PROVIDED DATA:
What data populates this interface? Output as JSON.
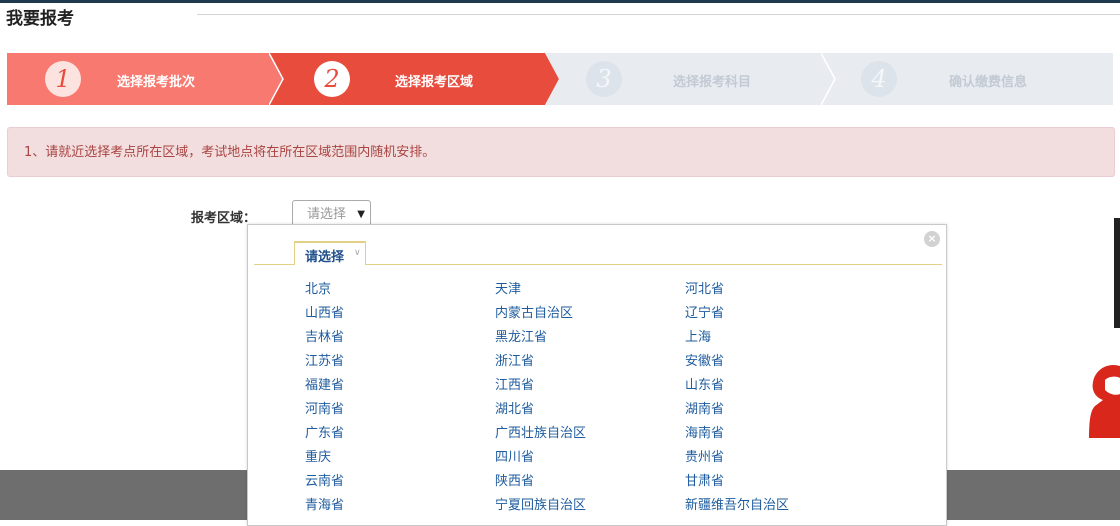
{
  "page": {
    "title": "我要报考"
  },
  "steps": [
    {
      "number": "1",
      "label": "选择报考批次"
    },
    {
      "number": "2",
      "label": "选择报考区域"
    },
    {
      "number": "3",
      "label": "选择报考科目"
    },
    {
      "number": "4",
      "label": "确认缴费信息"
    }
  ],
  "notice": "1、请就近选择考点所在区域，考试地点将在所在区域范围内随机安排。",
  "region": {
    "label": "报考区域：",
    "select_value": "请选择"
  },
  "popup": {
    "tab_label": "请选择",
    "close_symbol": "×",
    "provinces": [
      "北京",
      "天津",
      "河北省",
      "山西省",
      "内蒙古自治区",
      "辽宁省",
      "吉林省",
      "黑龙江省",
      "上海",
      "江苏省",
      "浙江省",
      "安徽省",
      "福建省",
      "江西省",
      "山东省",
      "河南省",
      "湖北省",
      "湖南省",
      "广东省",
      "广西壮族自治区",
      "海南省",
      "重庆",
      "四川省",
      "贵州省",
      "云南省",
      "陕西省",
      "甘肃省",
      "青海省",
      "宁夏回族自治区",
      "新疆维吾尔自治区"
    ]
  },
  "colors": {
    "step_done": "#f7796f",
    "step_active": "#e84c3d",
    "step_pending": "#e8ecf1",
    "link": "#1f5c9e"
  }
}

THE REQUEST:
Copy the records above exactly. The pictures are not part of the copy.

OUTPUT FOR THIS EXERCISE:
What data populates this interface? Output as JSON.
{
  "page": {
    "title": "我要报考"
  },
  "steps": [
    {
      "number": "1",
      "label": "选择报考批次"
    },
    {
      "number": "2",
      "label": "选择报考区域"
    },
    {
      "number": "3",
      "label": "选择报考科目"
    },
    {
      "number": "4",
      "label": "确认缴费信息"
    }
  ],
  "notice": "1、请就近选择考点所在区域，考试地点将在所在区域范围内随机安排。",
  "region": {
    "label": "报考区域：",
    "select_value": "请选择"
  },
  "popup": {
    "tab_label": "请选择",
    "close_symbol": "×",
    "provinces": [
      "北京",
      "天津",
      "河北省",
      "山西省",
      "内蒙古自治区",
      "辽宁省",
      "吉林省",
      "黑龙江省",
      "上海",
      "江苏省",
      "浙江省",
      "安徽省",
      "福建省",
      "江西省",
      "山东省",
      "河南省",
      "湖北省",
      "湖南省",
      "广东省",
      "广西壮族自治区",
      "海南省",
      "重庆",
      "四川省",
      "贵州省",
      "云南省",
      "陕西省",
      "甘肃省",
      "青海省",
      "宁夏回族自治区",
      "新疆维吾尔自治区"
    ]
  },
  "colors": {
    "step_done": "#f7796f",
    "step_active": "#e84c3d",
    "step_pending": "#e8ecf1",
    "link": "#1f5c9e"
  }
}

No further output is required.